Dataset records
+++++

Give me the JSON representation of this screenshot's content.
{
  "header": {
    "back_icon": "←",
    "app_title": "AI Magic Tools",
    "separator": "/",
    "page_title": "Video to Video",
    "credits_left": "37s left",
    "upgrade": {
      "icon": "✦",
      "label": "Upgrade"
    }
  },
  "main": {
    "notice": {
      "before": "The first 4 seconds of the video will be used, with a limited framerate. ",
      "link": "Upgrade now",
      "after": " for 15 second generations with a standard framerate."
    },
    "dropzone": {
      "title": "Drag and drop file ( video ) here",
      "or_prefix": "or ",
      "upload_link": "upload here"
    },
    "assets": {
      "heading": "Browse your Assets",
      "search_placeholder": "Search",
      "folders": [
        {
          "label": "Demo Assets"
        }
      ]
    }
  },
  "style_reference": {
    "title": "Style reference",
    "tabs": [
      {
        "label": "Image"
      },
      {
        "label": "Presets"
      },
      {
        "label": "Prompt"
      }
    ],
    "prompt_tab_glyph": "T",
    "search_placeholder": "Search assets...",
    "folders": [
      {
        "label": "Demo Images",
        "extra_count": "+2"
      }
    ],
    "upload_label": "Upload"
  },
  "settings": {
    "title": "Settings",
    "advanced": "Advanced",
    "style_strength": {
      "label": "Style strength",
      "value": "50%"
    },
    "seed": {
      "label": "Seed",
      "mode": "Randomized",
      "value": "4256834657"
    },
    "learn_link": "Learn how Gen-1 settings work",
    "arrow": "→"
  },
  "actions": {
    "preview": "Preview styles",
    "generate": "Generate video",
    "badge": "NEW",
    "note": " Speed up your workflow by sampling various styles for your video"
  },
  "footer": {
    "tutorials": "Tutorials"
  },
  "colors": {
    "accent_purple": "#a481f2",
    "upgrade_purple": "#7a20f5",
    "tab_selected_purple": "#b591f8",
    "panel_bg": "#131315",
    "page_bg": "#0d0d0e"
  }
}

+++++

- **SET PROBLEM**:
Your task is to print the whole listing again exactly.

- **SOLVED EXERCISE**:
Give me the JSON representation of this screenshot's content.
{
  "header": {
    "back_icon": "←",
    "app_title": "AI Magic Tools",
    "separator": "/",
    "page_title": "Video to Video",
    "credits_left": "37s left",
    "upgrade": {
      "icon": "✦",
      "label": "Upgrade"
    }
  },
  "main": {
    "notice": {
      "before": "The first 4 seconds of the video will be used, with a limited framerate. ",
      "link": "Upgrade now",
      "after": " for 15 second generations with a standard framerate."
    },
    "dropzone": {
      "title": "Drag and drop file ( video ) here",
      "or_prefix": "or ",
      "upload_link": "upload here"
    },
    "assets": {
      "heading": "Browse your Assets",
      "search_placeholder": "Search",
      "folders": [
        {
          "label": "Demo Assets"
        }
      ]
    }
  },
  "style_reference": {
    "title": "Style reference",
    "tabs": [
      {
        "label": "Image"
      },
      {
        "label": "Presets"
      },
      {
        "label": "Prompt"
      }
    ],
    "prompt_tab_glyph": "T",
    "search_placeholder": "Search assets...",
    "folders": [
      {
        "label": "Demo Images",
        "extra_count": "+2"
      }
    ],
    "upload_label": "Upload"
  },
  "settings": {
    "title": "Settings",
    "advanced": "Advanced",
    "style_strength": {
      "label": "Style strength",
      "value": "50%"
    },
    "seed": {
      "label": "Seed",
      "mode": "Randomized",
      "value": "4256834657"
    },
    "learn_link": "Learn how Gen-1 settings work",
    "arrow": "→"
  },
  "actions": {
    "preview": "Preview styles",
    "generate": "Generate video",
    "badge": "NEW",
    "note": " Speed up your workflow by sampling various styles for your video"
  },
  "footer": {
    "tutorials": "Tutorials"
  },
  "colors": {
    "accent_purple": "#a481f2",
    "upgrade_purple": "#7a20f5",
    "tab_selected_purple": "#b591f8",
    "panel_bg": "#131315",
    "page_bg": "#0d0d0e"
  }
}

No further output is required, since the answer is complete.